*TEXTO DE ORIGEM*
-=-=-
ENTREVISTA COM O SERVIDOR - Waldo Mermelstein


Recordações do exílio

Trinta anos depois, servidor do TRF-3 conta a experiência que viveu no Chile durante o governo Allende e após o golpe militar que levou o ditador Pinochet ao poder

Palácio La Moneda, sendo bombardeado em 11 de setembro de 1973

O servidor Waldo Mermelstein, do Tribunal Regional Federal da 3ª Região, estava no Chile quando as forças armadas do general Pinochet bombardearam o Palácio La Moneda e depuseram o presidente socialista Salvador Allende, em 11 de setembro de 1973. Passados 30 anos do início da sangrenta ditadura, que destruiu o sonho de socialismo chileno e levou à morte ou desaparecimento mais de três mil pessoas, Waldo contou à jornalista Luciana Araujo, do Jornal do Judiciário, as recordações do período de exílio e como vê o que aconteceu no país que, sob a ditadura de Pinochet e o patrocínio dos Estados Unidos, é também considerado o primeiro a introduzir o modelo neoliberal na América Latina.
-=-=-
*DADOS FORNECIDOS*
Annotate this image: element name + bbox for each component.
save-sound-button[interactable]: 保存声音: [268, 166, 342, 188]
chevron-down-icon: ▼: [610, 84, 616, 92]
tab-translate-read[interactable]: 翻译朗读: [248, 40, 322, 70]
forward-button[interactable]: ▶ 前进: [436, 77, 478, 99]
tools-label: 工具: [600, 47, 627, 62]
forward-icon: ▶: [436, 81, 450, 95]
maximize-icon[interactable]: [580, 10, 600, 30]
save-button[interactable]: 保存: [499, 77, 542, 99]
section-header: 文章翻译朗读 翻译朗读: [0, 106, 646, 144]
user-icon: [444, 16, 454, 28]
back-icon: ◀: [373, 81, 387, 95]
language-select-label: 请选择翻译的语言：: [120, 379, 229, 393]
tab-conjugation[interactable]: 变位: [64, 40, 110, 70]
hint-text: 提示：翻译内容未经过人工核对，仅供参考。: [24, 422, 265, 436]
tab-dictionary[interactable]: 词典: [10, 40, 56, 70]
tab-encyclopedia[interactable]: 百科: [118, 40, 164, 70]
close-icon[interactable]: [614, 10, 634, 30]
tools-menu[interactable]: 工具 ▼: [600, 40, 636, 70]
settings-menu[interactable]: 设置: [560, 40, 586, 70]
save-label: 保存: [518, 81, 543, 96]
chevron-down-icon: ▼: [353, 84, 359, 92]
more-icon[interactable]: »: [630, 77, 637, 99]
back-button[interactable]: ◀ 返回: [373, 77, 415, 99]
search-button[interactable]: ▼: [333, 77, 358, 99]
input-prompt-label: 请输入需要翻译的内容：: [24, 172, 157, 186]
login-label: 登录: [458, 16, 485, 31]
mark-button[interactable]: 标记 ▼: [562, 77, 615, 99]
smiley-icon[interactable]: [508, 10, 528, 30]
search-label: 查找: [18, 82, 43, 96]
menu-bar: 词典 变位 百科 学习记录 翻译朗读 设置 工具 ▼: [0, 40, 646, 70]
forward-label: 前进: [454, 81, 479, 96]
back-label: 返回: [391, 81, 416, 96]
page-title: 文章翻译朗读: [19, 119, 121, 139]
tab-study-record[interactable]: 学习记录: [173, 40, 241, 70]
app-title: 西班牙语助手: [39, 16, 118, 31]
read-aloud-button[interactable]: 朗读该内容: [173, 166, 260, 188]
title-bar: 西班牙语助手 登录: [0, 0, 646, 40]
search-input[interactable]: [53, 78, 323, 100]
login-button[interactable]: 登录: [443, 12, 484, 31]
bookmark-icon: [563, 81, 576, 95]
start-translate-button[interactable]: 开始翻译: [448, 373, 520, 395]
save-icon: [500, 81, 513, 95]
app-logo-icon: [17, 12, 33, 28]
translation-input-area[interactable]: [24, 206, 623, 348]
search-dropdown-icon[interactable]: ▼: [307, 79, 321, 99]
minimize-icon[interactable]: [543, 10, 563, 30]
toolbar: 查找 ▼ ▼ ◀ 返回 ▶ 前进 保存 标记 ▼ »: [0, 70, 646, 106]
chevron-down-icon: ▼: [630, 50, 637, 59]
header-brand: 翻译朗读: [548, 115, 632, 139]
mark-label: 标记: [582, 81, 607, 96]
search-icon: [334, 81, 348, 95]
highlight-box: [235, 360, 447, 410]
-=-=-
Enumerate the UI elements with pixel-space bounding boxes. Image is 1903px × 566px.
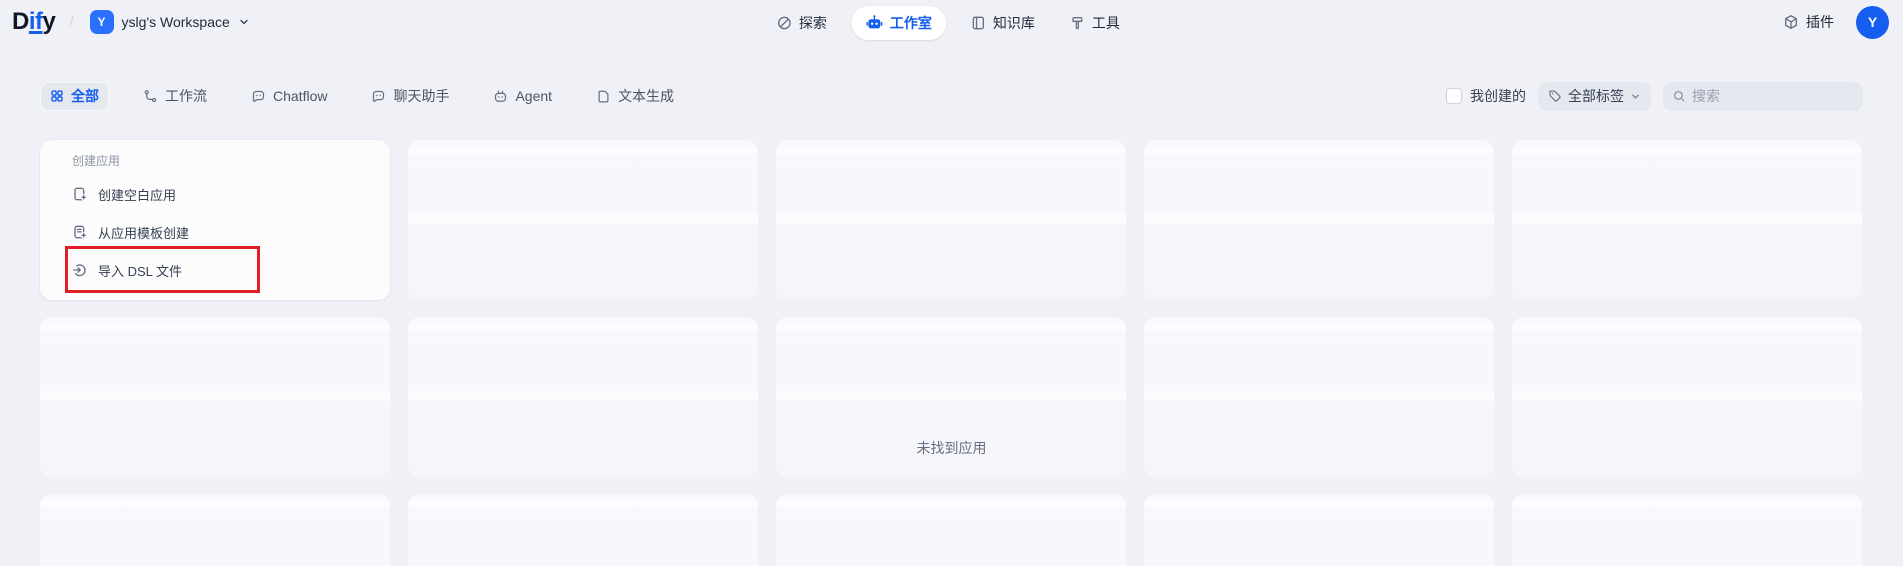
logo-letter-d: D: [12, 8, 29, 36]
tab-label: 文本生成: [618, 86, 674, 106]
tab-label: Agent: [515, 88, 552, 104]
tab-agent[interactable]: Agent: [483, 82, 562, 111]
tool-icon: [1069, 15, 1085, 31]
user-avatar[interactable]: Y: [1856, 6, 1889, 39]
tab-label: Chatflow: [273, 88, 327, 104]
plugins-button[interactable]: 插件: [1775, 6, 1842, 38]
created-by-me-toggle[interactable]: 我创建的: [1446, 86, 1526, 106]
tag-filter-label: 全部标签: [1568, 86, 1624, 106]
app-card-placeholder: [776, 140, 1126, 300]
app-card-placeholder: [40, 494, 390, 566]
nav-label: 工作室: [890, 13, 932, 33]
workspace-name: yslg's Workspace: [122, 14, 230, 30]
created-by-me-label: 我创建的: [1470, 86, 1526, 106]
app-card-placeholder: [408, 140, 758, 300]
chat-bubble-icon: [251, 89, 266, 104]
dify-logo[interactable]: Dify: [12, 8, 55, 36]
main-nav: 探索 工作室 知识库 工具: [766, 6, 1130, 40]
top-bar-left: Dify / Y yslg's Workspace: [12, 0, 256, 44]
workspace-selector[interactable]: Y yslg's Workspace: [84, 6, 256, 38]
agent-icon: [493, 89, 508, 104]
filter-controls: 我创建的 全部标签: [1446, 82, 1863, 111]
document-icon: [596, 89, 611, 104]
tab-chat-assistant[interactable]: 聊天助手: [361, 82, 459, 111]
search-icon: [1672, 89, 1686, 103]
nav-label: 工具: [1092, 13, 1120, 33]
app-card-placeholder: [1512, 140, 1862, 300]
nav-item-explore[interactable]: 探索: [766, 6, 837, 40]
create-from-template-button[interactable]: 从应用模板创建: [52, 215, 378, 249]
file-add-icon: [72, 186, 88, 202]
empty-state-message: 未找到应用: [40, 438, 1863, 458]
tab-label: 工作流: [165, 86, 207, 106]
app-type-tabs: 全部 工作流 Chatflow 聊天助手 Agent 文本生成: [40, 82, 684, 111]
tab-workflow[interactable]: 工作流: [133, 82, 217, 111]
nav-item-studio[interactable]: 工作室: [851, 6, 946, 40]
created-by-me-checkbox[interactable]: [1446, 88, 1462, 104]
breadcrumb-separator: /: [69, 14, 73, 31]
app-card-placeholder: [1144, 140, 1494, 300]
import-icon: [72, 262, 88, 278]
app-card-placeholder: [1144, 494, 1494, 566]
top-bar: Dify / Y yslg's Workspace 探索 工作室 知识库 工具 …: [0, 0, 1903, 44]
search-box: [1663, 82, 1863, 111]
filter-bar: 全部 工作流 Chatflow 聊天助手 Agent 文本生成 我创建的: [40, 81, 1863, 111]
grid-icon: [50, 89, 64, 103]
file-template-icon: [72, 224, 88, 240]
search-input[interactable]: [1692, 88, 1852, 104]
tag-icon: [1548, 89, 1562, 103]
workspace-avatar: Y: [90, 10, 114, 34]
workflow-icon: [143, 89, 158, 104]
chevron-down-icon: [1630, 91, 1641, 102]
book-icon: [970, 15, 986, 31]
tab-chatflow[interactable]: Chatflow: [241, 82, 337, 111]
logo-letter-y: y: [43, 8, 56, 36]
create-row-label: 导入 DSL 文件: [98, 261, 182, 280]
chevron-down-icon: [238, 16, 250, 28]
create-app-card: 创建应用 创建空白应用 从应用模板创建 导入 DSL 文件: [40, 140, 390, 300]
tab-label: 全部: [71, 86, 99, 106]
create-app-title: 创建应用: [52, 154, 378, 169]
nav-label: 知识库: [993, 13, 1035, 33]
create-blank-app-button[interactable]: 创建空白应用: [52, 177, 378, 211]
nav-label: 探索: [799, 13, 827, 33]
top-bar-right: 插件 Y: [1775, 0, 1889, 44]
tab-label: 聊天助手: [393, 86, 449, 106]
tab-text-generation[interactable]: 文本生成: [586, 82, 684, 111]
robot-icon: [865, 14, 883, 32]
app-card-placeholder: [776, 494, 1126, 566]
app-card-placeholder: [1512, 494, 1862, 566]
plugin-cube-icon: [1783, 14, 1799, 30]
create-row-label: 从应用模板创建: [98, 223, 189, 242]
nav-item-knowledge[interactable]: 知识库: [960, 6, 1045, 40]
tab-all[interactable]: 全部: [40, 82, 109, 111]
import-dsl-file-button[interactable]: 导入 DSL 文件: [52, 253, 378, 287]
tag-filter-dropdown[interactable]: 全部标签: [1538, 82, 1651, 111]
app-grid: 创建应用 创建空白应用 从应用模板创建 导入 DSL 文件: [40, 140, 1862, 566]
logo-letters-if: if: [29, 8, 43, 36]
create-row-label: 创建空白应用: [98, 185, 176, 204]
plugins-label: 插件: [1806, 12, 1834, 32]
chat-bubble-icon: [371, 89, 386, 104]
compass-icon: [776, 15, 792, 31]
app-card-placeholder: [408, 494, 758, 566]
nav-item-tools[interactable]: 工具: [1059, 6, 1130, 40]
-=-=-
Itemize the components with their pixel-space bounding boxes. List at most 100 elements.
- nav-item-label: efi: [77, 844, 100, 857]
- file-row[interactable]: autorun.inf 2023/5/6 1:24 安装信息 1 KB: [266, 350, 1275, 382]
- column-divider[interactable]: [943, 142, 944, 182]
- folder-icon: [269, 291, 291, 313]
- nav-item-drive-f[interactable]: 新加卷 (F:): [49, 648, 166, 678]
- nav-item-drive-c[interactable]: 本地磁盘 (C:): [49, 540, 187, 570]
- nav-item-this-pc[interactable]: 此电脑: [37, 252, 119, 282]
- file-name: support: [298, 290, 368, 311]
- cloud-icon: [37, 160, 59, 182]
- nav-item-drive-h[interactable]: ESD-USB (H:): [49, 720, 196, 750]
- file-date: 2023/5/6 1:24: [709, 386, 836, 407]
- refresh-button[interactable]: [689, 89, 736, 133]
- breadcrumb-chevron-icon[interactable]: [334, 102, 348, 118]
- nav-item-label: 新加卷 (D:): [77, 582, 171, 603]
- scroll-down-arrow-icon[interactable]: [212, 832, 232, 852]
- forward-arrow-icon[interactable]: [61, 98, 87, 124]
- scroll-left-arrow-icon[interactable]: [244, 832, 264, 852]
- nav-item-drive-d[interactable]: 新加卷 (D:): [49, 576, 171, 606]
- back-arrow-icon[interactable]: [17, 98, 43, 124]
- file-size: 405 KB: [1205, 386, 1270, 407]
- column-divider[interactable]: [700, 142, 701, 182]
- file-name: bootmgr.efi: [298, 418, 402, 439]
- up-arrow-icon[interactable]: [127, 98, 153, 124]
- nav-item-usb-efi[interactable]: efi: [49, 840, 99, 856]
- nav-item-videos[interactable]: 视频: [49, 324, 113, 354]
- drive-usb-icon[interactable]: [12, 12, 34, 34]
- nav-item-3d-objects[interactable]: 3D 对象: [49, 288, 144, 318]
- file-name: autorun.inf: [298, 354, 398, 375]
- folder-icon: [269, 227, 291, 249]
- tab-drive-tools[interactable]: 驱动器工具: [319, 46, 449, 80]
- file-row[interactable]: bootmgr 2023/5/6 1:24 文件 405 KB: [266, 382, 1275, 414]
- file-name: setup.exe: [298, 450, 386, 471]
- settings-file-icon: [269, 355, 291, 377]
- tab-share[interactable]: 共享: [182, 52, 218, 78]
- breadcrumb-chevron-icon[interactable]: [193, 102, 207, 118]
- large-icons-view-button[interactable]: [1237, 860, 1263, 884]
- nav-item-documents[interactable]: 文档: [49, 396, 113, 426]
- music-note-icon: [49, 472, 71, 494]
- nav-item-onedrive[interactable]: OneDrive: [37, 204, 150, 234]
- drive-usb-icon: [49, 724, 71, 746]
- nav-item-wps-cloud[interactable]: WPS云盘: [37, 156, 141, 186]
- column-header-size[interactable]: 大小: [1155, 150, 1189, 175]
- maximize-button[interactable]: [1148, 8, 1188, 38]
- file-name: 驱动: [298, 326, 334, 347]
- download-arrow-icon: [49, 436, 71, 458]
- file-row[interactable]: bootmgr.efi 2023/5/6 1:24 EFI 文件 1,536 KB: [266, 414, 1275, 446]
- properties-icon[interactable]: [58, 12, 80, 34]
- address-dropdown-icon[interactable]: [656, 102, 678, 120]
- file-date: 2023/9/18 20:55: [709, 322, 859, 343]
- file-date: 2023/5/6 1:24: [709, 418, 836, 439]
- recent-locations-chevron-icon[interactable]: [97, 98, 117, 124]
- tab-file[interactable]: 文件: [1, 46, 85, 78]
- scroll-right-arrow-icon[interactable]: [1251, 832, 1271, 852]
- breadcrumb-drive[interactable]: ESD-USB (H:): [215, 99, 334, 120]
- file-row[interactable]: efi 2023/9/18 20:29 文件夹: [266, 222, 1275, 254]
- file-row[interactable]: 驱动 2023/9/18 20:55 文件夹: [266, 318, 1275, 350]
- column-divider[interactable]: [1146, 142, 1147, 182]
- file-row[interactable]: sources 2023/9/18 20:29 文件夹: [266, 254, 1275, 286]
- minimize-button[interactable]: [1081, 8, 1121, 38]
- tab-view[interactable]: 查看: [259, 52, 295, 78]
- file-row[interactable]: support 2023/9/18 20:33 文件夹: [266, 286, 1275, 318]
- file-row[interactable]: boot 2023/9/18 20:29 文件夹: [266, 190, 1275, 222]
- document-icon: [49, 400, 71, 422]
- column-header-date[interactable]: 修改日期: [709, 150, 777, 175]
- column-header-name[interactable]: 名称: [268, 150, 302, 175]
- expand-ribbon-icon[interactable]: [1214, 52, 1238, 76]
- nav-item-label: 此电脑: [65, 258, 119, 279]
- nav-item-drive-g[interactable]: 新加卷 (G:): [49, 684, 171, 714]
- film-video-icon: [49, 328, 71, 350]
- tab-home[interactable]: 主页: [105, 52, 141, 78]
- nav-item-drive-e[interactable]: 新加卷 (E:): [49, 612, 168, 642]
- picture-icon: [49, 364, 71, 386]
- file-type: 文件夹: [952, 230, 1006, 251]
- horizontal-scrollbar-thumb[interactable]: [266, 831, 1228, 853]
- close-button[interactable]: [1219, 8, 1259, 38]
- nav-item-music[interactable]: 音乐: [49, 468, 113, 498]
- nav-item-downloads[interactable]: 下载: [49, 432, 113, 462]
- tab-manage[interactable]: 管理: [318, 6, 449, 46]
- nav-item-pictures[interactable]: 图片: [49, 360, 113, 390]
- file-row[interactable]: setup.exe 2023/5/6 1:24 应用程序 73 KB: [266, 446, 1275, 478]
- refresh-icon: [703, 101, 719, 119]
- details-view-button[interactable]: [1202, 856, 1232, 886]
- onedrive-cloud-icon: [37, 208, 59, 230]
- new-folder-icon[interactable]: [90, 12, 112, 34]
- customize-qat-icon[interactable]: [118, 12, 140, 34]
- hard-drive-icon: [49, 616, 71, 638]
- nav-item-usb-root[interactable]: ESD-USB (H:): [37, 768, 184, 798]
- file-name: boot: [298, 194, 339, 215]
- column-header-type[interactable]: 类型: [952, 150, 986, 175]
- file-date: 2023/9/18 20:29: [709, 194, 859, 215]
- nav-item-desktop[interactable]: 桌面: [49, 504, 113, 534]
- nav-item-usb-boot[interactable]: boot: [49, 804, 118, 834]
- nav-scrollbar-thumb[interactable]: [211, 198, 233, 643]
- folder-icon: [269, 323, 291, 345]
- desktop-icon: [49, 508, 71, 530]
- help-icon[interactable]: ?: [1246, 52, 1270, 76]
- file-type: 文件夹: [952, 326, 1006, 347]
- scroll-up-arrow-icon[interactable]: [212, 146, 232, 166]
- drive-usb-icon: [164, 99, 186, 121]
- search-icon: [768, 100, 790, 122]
-=-=-
*TAREFAS E EXERCÍCIOS*
[A] Explique, em uma a três frases e com base no texto sobre o exílio no Chile, por que a ditadura de Pinochet é descrita como sangrenta.
[B] Liste todas as pessoas mencionadas pelo nome no texto sobre o exílio no Chile.
[C] Reescreva o trecho do texto sobre o exílio no Chile que vai de "O servidor Waldo" até "na América Latina.", inclusive, trocando "jornalista" por "repórter".
Os itens vêm de uma fonte diferente da do texto.

*RESULTADOS*
[A] O texto chama a ditadura de sangrenta porque ela levou à morte ou ao desaparecimento de mais de três mil pessoas.

[B]
- Waldo Mermelstein
- Pinochet
- Salvador Allende
- Luciana Araujo

[C]
O servidor Waldo Mermelstein, do Tribunal Regional Federal da 3ª Região, estava no Chile quando as forças armadas do general Pinochet bombardearam o Palácio La Moneda e depuseram o presidente socialista Salvador Allende, em 11 de setembro de 1973. Passados 30 anos do início da sangrenta ditadura, que destruiu o sonho de socialismo chileno e levou à morte ou desaparecimento mais de três mil pessoas, Waldo contou à repórter Luciana Araujo, do Jornal do Judiciário, as recordações do período de exílio e como vê o que aconteceu no país que, sob a ditadura de Pinochet e o patrocínio dos Estados Unidos, é também considerado o primeiro a introduzir o modelo neoliberal na América Latina.